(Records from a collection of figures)
◆ ◆ ◆ ◆ ◆
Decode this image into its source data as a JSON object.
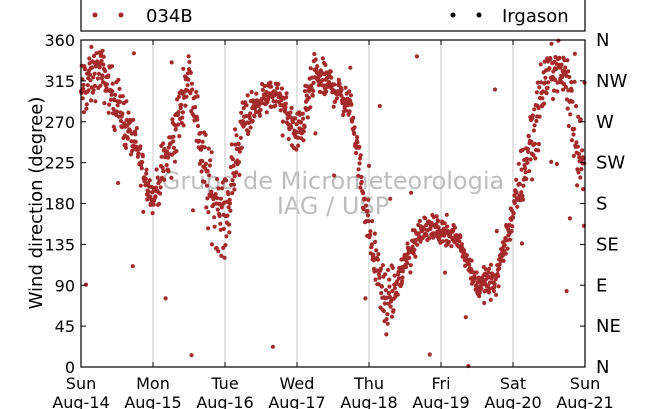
{
  "chart_data": {
    "type": "scatter",
    "title": "",
    "ylabel": "Wind direction (degree)",
    "xlabel": "",
    "ylim": [
      0,
      360
    ],
    "yticks": [
      0,
      45,
      90,
      135,
      180,
      225,
      270,
      315,
      360
    ],
    "xlim": [
      "2016-08-14",
      "2016-08-21"
    ],
    "xticks": [
      {
        "day": "Sun",
        "date": "Aug-14"
      },
      {
        "day": "Mon",
        "date": "Aug-15"
      },
      {
        "day": "Tue",
        "date": "Aug-16"
      },
      {
        "day": "Wed",
        "date": "Aug-17"
      },
      {
        "day": "Thu",
        "date": "Aug-18"
      },
      {
        "day": "Fri",
        "date": "Aug-19"
      },
      {
        "day": "Sat",
        "date": "Aug-20"
      },
      {
        "day": "Sun",
        "date": "Aug-21"
      }
    ],
    "right_axis_labels": [
      "N",
      "NE",
      "E",
      "SE",
      "S",
      "SW",
      "W",
      "NW",
      "N"
    ],
    "grid": "vertical lines at day boundaries",
    "legend_placement": "top, above plot",
    "watermark": [
      "Grupo de Micrometeorologia",
      "IAG / USP"
    ],
    "series": [
      {
        "name": "034B",
        "marker": "dot",
        "color": "#a52a2a",
        "trend": [
          {
            "x": "2016-08-14 00:00",
            "y": 300,
            "spread": 40
          },
          {
            "x": "2016-08-14 06:00",
            "y": 330,
            "spread": 25
          },
          {
            "x": "2016-08-14 12:00",
            "y": 290,
            "spread": 30
          },
          {
            "x": "2016-08-14 18:00",
            "y": 245,
            "spread": 25
          },
          {
            "x": "2016-08-15 00:00",
            "y": 185,
            "spread": 15
          },
          {
            "x": "2016-08-15 06:00",
            "y": 240,
            "spread": 40
          },
          {
            "x": "2016-08-15 12:00",
            "y": 325,
            "spread": 20
          },
          {
            "x": "2016-08-15 18:00",
            "y": 200,
            "spread": 50
          },
          {
            "x": "2016-08-16 00:00",
            "y": 160,
            "spread": 40
          },
          {
            "x": "2016-08-16 06:00",
            "y": 270,
            "spread": 25
          },
          {
            "x": "2016-08-16 12:00",
            "y": 295,
            "spread": 15
          },
          {
            "x": "2016-08-16 18:00",
            "y": 300,
            "spread": 15
          },
          {
            "x": "2016-08-17 00:00",
            "y": 250,
            "spread": 30
          },
          {
            "x": "2016-08-17 06:00",
            "y": 320,
            "spread": 20
          },
          {
            "x": "2016-08-17 12:00",
            "y": 310,
            "spread": 20
          },
          {
            "x": "2016-08-17 18:00",
            "y": 285,
            "spread": 15
          },
          {
            "x": "2016-08-18 00:00",
            "y": 150,
            "spread": 30
          },
          {
            "x": "2016-08-18 06:00",
            "y": 60,
            "spread": 30
          },
          {
            "x": "2016-08-18 12:00",
            "y": 115,
            "spread": 25
          },
          {
            "x": "2016-08-18 18:00",
            "y": 155,
            "spread": 15
          },
          {
            "x": "2016-08-19 00:00",
            "y": 150,
            "spread": 12
          },
          {
            "x": "2016-08-19 06:00",
            "y": 140,
            "spread": 10
          },
          {
            "x": "2016-08-19 12:00",
            "y": 90,
            "spread": 15
          },
          {
            "x": "2016-08-19 18:00",
            "y": 95,
            "spread": 20
          },
          {
            "x": "2016-08-20 00:00",
            "y": 170,
            "spread": 20
          },
          {
            "x": "2016-08-20 06:00",
            "y": 250,
            "spread": 50
          },
          {
            "x": "2016-08-20 12:00",
            "y": 330,
            "spread": 20
          },
          {
            "x": "2016-08-20 18:00",
            "y": 320,
            "spread": 40
          },
          {
            "x": "2016-08-21 00:00",
            "y": 200,
            "spread": 50
          }
        ]
      },
      {
        "name": "Irgason",
        "marker": "dot",
        "color": "#000000",
        "values": []
      }
    ]
  }
}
◆ ◆ ◆ ◆ ◆
Write out the full listing verbatim, excluding its pictures.

Decode this image into its source data as a JSON object.
{
  "chart_data": {
    "type": "scatter",
    "title": "",
    "ylabel": "Wind direction (degree)",
    "xlabel": "",
    "ylim": [
      0,
      360
    ],
    "yticks": [
      0,
      45,
      90,
      135,
      180,
      225,
      270,
      315,
      360
    ],
    "xlim": [
      "2016-08-14",
      "2016-08-21"
    ],
    "xticks": [
      {
        "day": "Sun",
        "date": "Aug-14"
      },
      {
        "day": "Mon",
        "date": "Aug-15"
      },
      {
        "day": "Tue",
        "date": "Aug-16"
      },
      {
        "day": "Wed",
        "date": "Aug-17"
      },
      {
        "day": "Thu",
        "date": "Aug-18"
      },
      {
        "day": "Fri",
        "date": "Aug-19"
      },
      {
        "day": "Sat",
        "date": "Aug-20"
      },
      {
        "day": "Sun",
        "date": "Aug-21"
      }
    ],
    "right_axis_labels": [
      "N",
      "NE",
      "E",
      "SE",
      "S",
      "SW",
      "W",
      "NW",
      "N"
    ],
    "grid": "vertical lines at day boundaries",
    "legend_placement": "top, above plot",
    "watermark": [
      "Grupo de Micrometeorologia",
      "IAG / USP"
    ],
    "series": [
      {
        "name": "034B",
        "marker": "dot",
        "color": "#a52a2a",
        "trend": [
          {
            "x": "2016-08-14 00:00",
            "y": 300,
            "spread": 40
          },
          {
            "x": "2016-08-14 06:00",
            "y": 330,
            "spread": 25
          },
          {
            "x": "2016-08-14 12:00",
            "y": 290,
            "spread": 30
          },
          {
            "x": "2016-08-14 18:00",
            "y": 245,
            "spread": 25
          },
          {
            "x": "2016-08-15 00:00",
            "y": 185,
            "spread": 15
          },
          {
            "x": "2016-08-15 06:00",
            "y": 240,
            "spread": 40
          },
          {
            "x": "2016-08-15 12:00",
            "y": 325,
            "spread": 20
          },
          {
            "x": "2016-08-15 18:00",
            "y": 200,
            "spread": 50
          },
          {
            "x": "2016-08-16 00:00",
            "y": 160,
            "spread": 40
          },
          {
            "x": "2016-08-16 06:00",
            "y": 270,
            "spread": 25
          },
          {
            "x": "2016-08-16 12:00",
            "y": 295,
            "spread": 15
          },
          {
            "x": "2016-08-16 18:00",
            "y": 300,
            "spread": 15
          },
          {
            "x": "2016-08-17 00:00",
            "y": 250,
            "spread": 30
          },
          {
            "x": "2016-08-17 06:00",
            "y": 320,
            "spread": 20
          },
          {
            "x": "2016-08-17 12:00",
            "y": 310,
            "spread": 20
          },
          {
            "x": "2016-08-17 18:00",
            "y": 285,
            "spread": 15
          },
          {
            "x": "2016-08-18 00:00",
            "y": 150,
            "spread": 30
          },
          {
            "x": "2016-08-18 06:00",
            "y": 60,
            "spread": 30
          },
          {
            "x": "2016-08-18 12:00",
            "y": 115,
            "spread": 25
          },
          {
            "x": "2016-08-18 18:00",
            "y": 155,
            "spread": 15
          },
          {
            "x": "2016-08-19 00:00",
            "y": 150,
            "spread": 12
          },
          {
            "x": "2016-08-19 06:00",
            "y": 140,
            "spread": 10
          },
          {
            "x": "2016-08-19 12:00",
            "y": 90,
            "spread": 15
          },
          {
            "x": "2016-08-19 18:00",
            "y": 95,
            "spread": 20
          },
          {
            "x": "2016-08-20 00:00",
            "y": 170,
            "spread": 20
          },
          {
            "x": "2016-08-20 06:00",
            "y": 250,
            "spread": 50
          },
          {
            "x": "2016-08-20 12:00",
            "y": 330,
            "spread": 20
          },
          {
            "x": "2016-08-20 18:00",
            "y": 320,
            "spread": 40
          },
          {
            "x": "2016-08-21 00:00",
            "y": 200,
            "spread": 50
          }
        ]
      },
      {
        "name": "Irgason",
        "marker": "dot",
        "color": "#000000",
        "values": []
      }
    ]
  }
}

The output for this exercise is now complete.